Data section –
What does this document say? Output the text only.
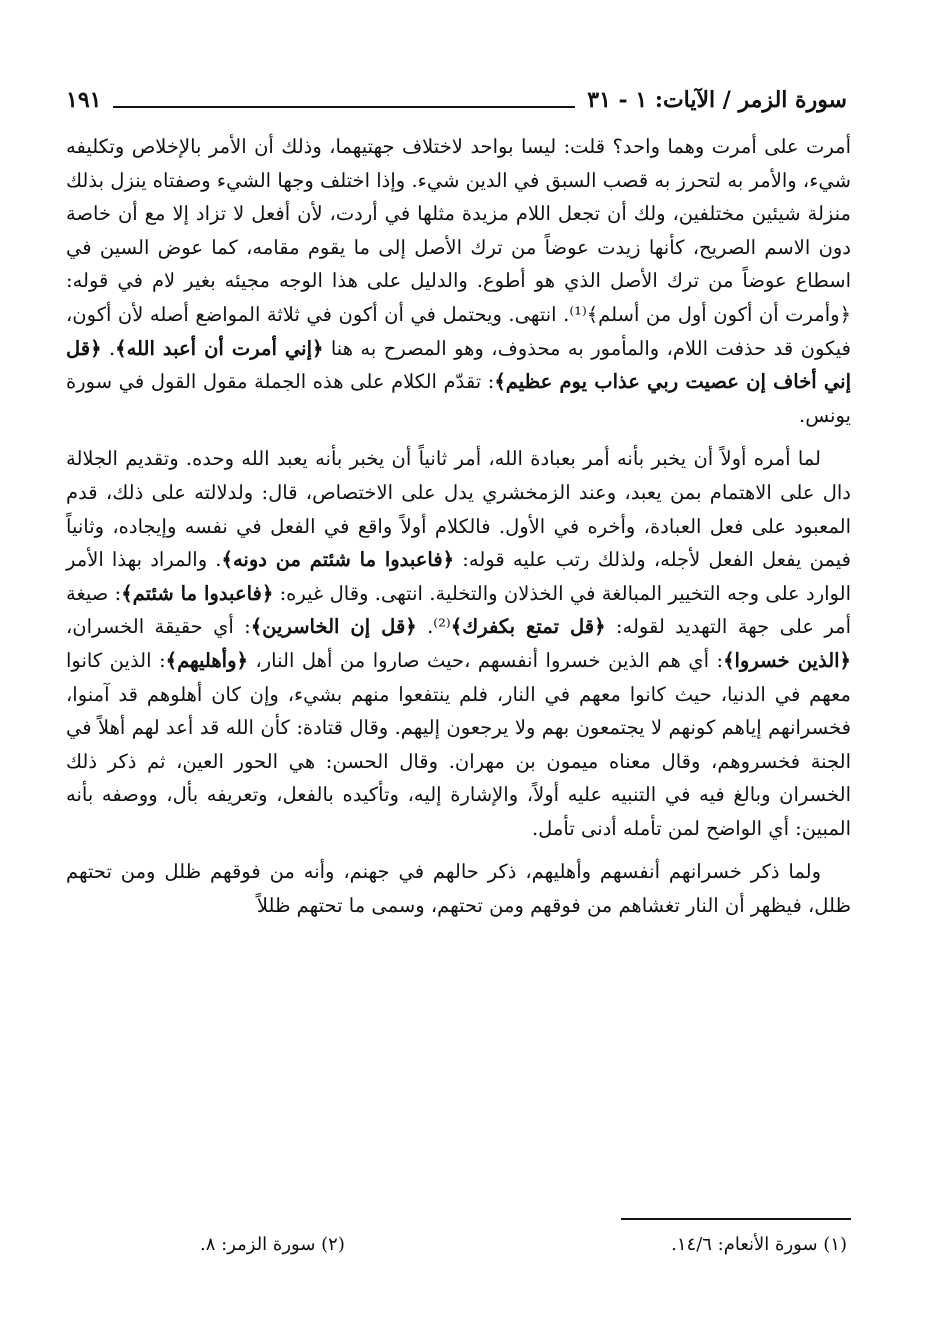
سورة الزمر / الآيات: ١ - ٣١
١٩١

أمرت على أمرت وهما واحد؟ قلت: ليسا بواحد لاختلاف جهتيهما، وذلك أن الأمر بالإخلاص وتكليفه شيء، والأمر به لتحرز به قصب السبق في الدين شيء. وإذا اختلف وجها الشيء وصفتاه ينزل بذلك منزلة شيئين مختلفين، ولك أن تجعل اللام مزيدة مثلها في أردت، لأن أفعل لا تزاد إلا مع أن خاصة دون الاسم الصريح، كأنها زيدت عوضاً من ترك الأصل إلى ما يقوم مقامه، كما عوض السين في اسطاع عوضاً من ترك الأصل الذي هو أطوع. والدليل على هذا الوجه مجيئه بغير لام في قوله: ﴿وأمرت أن أكون أول من أسلم﴾⁽¹⁾. انتهى. ويحتمل في أن أكون في ثلاثة المواضع أصله لأن أكون، فيكون قد حذفت اللام، والمأمور به محذوف، وهو المصرح به هنا ﴿إني أمرت أن أعبد الله﴾. ﴿قل إني أخاف إن عصيت ربي عذاب يوم عظيم﴾: تقدّم الكلام على هذه الجملة مقول القول في سورة يونس.

لما أمره أولاً أن يخبر بأنه أمر بعبادة الله، أمر ثانياً أن يخبر بأنه يعبد الله وحده. وتقديم الجلالة دال على الاهتمام بمن يعبد، وعند الزمخشري يدل على الاختصاص، قال: ولدلالته على ذلك، قدم المعبود على فعل العبادة، وأخره في الأول. فالكلام أولاً واقع في الفعل في نفسه وإيجاده، وثانياً فيمن يفعل الفعل لأجله، ولذلك رتب عليه قوله: ﴿فاعبدوا ما شئتم من دونه﴾. والمراد بهذا الأمر الوارد على وجه التخيير المبالغة في الخذلان والتخلية. انتهى. وقال غيره: ﴿فاعبدوا ما شئتم﴾: صيغة أمر على جهة التهديد لقوله: ﴿قل تمتع بكفرك﴾⁽²⁾. ﴿قل إن الخاسرين﴾: أي حقيقة الخسران، ﴿الذين خسروا﴾: أي هم الذين خسروا أنفسهم ،حيث صاروا من أهل النار، ﴿وأهليهم﴾: الذين كانوا معهم في الدنيا، حيث كانوا معهم في النار، فلم ينتفعوا منهم بشيء، وإن كان أهلوهم قد آمنوا، فخسرانهم إياهم كونهم لا يجتمعون بهم ولا يرجعون إليهم. وقال قتادة: كأن الله قد أعد لهم أهلاً في الجنة فخسروهم، وقال معناه ميمون بن مهران. وقال الحسن: هي الحور العين، ثم ذكر ذلك الخسران وبالغ فيه في التنبيه عليه أولاً، والإشارة إليه، وتأكيده بالفعل، وتعريفه بأل، ووصفه بأنه المبين: أي الواضح لمن تأمله أدنى تأمل.

ولما ذكر خسرانهم أنفسهم وأهليهم، ذكر حالهم في جهنم، وأنه من فوقهم ظلل ومن تحتهم ظلل، فيظهر أن النار تغشاهم من فوقهم ومن تحتهم، وسمى ما تحتهم ظللاً

(١) سورة الأنعام: ١٤/٦.
(٢) سورة الزمر: ٨.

Aim –
Print all entries exactly. The images do not belong in the copy.

Output –
What does this document say? Output the text only.
سورة الزمر / الآيات: ١ - ٣١
١٩١

أمرت على أمرت وهما واحد؟ قلت: ليسا بواحد لاختلاف جهتيهما، وذلك أن الأمر بالإخلاص وتكليفه شيء، والأمر به لتحرز به قصب السبق في الدين شيء. وإذا اختلف وجها الشيء وصفتاه ينزل بذلك منزلة شيئين مختلفين، ولك أن تجعل اللام مزيدة مثلها في أردت، لأن أفعل لا تزاد إلا مع أن خاصة دون الاسم الصريح، كأنها زيدت عوضاً من ترك الأصل إلى ما يقوم مقامه، كما عوض السين في اسطاع عوضاً من ترك الأصل الذي هو أطوع. والدليل على هذا الوجه مجيئه بغير لام في قوله: ﴿وأمرت أن أكون أول من أسلم﴾⁽¹⁾. انتهى. ويحتمل في أن أكون في ثلاثة المواضع أصله لأن أكون، فيكون قد حذفت اللام، والمأمور به محذوف، وهو المصرح به هنا ﴿إني أمرت أن أعبد الله﴾. ﴿قل إني أخاف إن عصيت ربي عذاب يوم عظيم﴾: تقدّم الكلام على هذه الجملة مقول القول في سورة يونس.

لما أمره أولاً أن يخبر بأنه أمر بعبادة الله، أمر ثانياً أن يخبر بأنه يعبد الله وحده. وتقديم الجلالة دال على الاهتمام بمن يعبد، وعند الزمخشري يدل على الاختصاص، قال: ولدلالته على ذلك، قدم المعبود على فعل العبادة، وأخره في الأول. فالكلام أولاً واقع في الفعل في نفسه وإيجاده، وثانياً فيمن يفعل الفعل لأجله، ولذلك رتب عليه قوله: ﴿فاعبدوا ما شئتم من دونه﴾. والمراد بهذا الأمر الوارد على وجه التخيير المبالغة في الخذلان والتخلية. انتهى. وقال غيره: ﴿فاعبدوا ما شئتم﴾: صيغة أمر على جهة التهديد لقوله: ﴿قل تمتع بكفرك﴾⁽²⁾. ﴿قل إن الخاسرين﴾: أي حقيقة الخسران، ﴿الذين خسروا﴾: أي هم الذين خسروا أنفسهم ،حيث صاروا من أهل النار، ﴿وأهليهم﴾: الذين كانوا معهم في الدنيا، حيث كانوا معهم في النار، فلم ينتفعوا منهم بشيء، وإن كان أهلوهم قد آمنوا، فخسرانهم إياهم كونهم لا يجتمعون بهم ولا يرجعون إليهم. وقال قتادة: كأن الله قد أعد لهم أهلاً في الجنة فخسروهم، وقال معناه ميمون بن مهران. وقال الحسن: هي الحور العين، ثم ذكر ذلك الخسران وبالغ فيه في التنبيه عليه أولاً، والإشارة إليه، وتأكيده بالفعل، وتعريفه بأل، ووصفه بأنه المبين: أي الواضح لمن تأمله أدنى تأمل.

ولما ذكر خسرانهم أنفسهم وأهليهم، ذكر حالهم في جهنم، وأنه من فوقهم ظلل ومن تحتهم ظلل، فيظهر أن النار تغشاهم من فوقهم ومن تحتهم، وسمى ما تحتهم ظللاً

(١) سورة الأنعام: ١٤/٦.
(٢) سورة الزمر: ٨.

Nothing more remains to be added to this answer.